Task goal
Write out all of the data without omission, exactly as shown.

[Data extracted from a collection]
───

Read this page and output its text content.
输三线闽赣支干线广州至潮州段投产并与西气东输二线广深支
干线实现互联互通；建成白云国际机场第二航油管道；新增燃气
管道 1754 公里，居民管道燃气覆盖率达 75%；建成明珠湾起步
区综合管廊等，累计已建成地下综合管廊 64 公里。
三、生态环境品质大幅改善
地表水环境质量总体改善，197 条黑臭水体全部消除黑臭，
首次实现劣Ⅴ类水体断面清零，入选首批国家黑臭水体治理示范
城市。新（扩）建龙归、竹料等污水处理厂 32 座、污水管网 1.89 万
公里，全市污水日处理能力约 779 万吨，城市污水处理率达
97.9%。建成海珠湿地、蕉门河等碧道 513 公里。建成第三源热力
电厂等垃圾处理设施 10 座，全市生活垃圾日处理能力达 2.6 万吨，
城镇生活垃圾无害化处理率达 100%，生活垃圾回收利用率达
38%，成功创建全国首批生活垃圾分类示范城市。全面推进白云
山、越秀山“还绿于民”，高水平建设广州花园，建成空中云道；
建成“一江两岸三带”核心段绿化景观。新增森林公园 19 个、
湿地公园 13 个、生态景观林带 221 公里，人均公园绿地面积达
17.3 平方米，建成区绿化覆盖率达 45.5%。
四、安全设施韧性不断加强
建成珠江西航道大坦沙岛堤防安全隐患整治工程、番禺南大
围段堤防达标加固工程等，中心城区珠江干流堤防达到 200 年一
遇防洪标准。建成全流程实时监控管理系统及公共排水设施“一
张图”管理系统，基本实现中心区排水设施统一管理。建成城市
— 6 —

───

Answer for the task
Read this page and output its text content.
输三线闽赣支干线广州至潮州段投产并与西气东输二线广深支
干线实现互联互通；建成白云国际机场第二航油管道；新增燃气
管道 1754 公里，居民管道燃气覆盖率达 75%；建成明珠湾起步
区综合管廊等，累计已建成地下综合管廊 64 公里。
三、生态环境品质大幅改善
地表水环境质量总体改善，197 条黑臭水体全部消除黑臭，
首次实现劣Ⅴ类水体断面清零，入选首批国家黑臭水体治理示范
城市。新（扩）建龙归、竹料等污水处理厂 32 座、污水管网 1.89 万
公里，全市污水日处理能力约 779 万吨，城市污水处理率达
97.9%。建成海珠湿地、蕉门河等碧道 513 公里。建成第三源热力
电厂等垃圾处理设施 10 座，全市生活垃圾日处理能力达 2.6 万吨，
城镇生活垃圾无害化处理率达 100%，生活垃圾回收利用率达
38%，成功创建全国首批生活垃圾分类示范城市。全面推进白云
山、越秀山“还绿于民”，高水平建设广州花园，建成空中云道；
建成“一江两岸三带”核心段绿化景观。新增森林公园 19 个、
湿地公园 13 个、生态景观林带 221 公里，人均公园绿地面积达
17.3 平方米，建成区绿化覆盖率达 45.5%。
四、安全设施韧性不断加强
建成珠江西航道大坦沙岛堤防安全隐患整治工程、番禺南大
围段堤防达标加固工程等，中心城区珠江干流堤防达到 200 年一
遇防洪标准。建成全流程实时监控管理系统及公共排水设施“一
张图”管理系统，基本实现中心区排水设施统一管理。建成城市
— 6 —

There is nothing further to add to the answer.